> [To do]: Reproduce all of the data exactly, with no line skipped.

> [Data extract]:
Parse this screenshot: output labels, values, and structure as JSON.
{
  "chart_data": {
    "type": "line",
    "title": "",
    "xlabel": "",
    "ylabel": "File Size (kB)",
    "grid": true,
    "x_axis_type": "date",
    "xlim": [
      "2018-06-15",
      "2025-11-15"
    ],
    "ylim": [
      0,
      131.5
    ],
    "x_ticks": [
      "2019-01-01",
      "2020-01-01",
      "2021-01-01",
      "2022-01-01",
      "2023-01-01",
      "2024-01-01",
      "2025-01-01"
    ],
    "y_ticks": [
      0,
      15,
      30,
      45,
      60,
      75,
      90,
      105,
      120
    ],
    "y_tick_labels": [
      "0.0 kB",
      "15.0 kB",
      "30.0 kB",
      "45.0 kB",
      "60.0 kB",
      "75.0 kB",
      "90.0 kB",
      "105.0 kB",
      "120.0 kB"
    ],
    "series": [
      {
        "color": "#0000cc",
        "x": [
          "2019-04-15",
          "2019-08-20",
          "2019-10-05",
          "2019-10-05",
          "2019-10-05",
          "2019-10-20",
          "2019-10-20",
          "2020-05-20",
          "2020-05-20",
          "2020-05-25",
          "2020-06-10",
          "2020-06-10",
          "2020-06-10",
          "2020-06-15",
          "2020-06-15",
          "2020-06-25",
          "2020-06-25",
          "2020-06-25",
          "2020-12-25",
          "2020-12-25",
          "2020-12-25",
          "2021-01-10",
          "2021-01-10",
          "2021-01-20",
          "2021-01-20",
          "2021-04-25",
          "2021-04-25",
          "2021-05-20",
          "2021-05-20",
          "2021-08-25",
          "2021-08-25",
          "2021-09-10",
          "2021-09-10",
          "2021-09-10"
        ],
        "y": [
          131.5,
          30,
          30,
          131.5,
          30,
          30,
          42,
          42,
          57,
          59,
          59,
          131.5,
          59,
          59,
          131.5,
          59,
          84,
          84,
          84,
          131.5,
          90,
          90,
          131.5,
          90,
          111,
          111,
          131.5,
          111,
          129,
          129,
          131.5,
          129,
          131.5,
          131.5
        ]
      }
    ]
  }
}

> [Result for this exercise]:
Parse this screenshot: output labels, values, and structure as JSON.
{
  "chart_data": {
    "type": "line",
    "title": "",
    "xlabel": "",
    "ylabel": "File Size (kB)",
    "grid": true,
    "x_axis_type": "date",
    "xlim": [
      "2018-06-15",
      "2025-11-15"
    ],
    "ylim": [
      0,
      131.5
    ],
    "x_ticks": [
      "2019-01-01",
      "2020-01-01",
      "2021-01-01",
      "2022-01-01",
      "2023-01-01",
      "2024-01-01",
      "2025-01-01"
    ],
    "y_ticks": [
      0,
      15,
      30,
      45,
      60,
      75,
      90,
      105,
      120
    ],
    "y_tick_labels": [
      "0.0 kB",
      "15.0 kB",
      "30.0 kB",
      "45.0 kB",
      "60.0 kB",
      "75.0 kB",
      "90.0 kB",
      "105.0 kB",
      "120.0 kB"
    ],
    "series": [
      {
        "color": "#0000cc",
        "x": [
          "2019-04-15",
          "2019-08-20",
          "2019-10-05",
          "2019-10-05",
          "2019-10-05",
          "2019-10-20",
          "2019-10-20",
          "2020-05-20",
          "2020-05-20",
          "2020-05-25",
          "2020-06-10",
          "2020-06-10",
          "2020-06-10",
          "2020-06-15",
          "2020-06-15",
          "2020-06-25",
          "2020-06-25",
          "2020-06-25",
          "2020-12-25",
          "2020-12-25",
          "2020-12-25",
          "2021-01-10",
          "2021-01-10",
          "2021-01-20",
          "2021-01-20",
          "2021-04-25",
          "2021-04-25",
          "2021-05-20",
          "2021-05-20",
          "2021-08-25",
          "2021-08-25",
          "2021-09-10",
          "2021-09-10",
          "2021-09-10"
        ],
        "y": [
          131.5,
          30,
          30,
          131.5,
          30,
          30,
          42,
          42,
          57,
          59,
          59,
          131.5,
          59,
          59,
          131.5,
          59,
          84,
          84,
          84,
          131.5,
          90,
          90,
          131.5,
          90,
          111,
          111,
          131.5,
          111,
          129,
          129,
          131.5,
          129,
          131.5,
          131.5
        ]
      }
    ]
  }
}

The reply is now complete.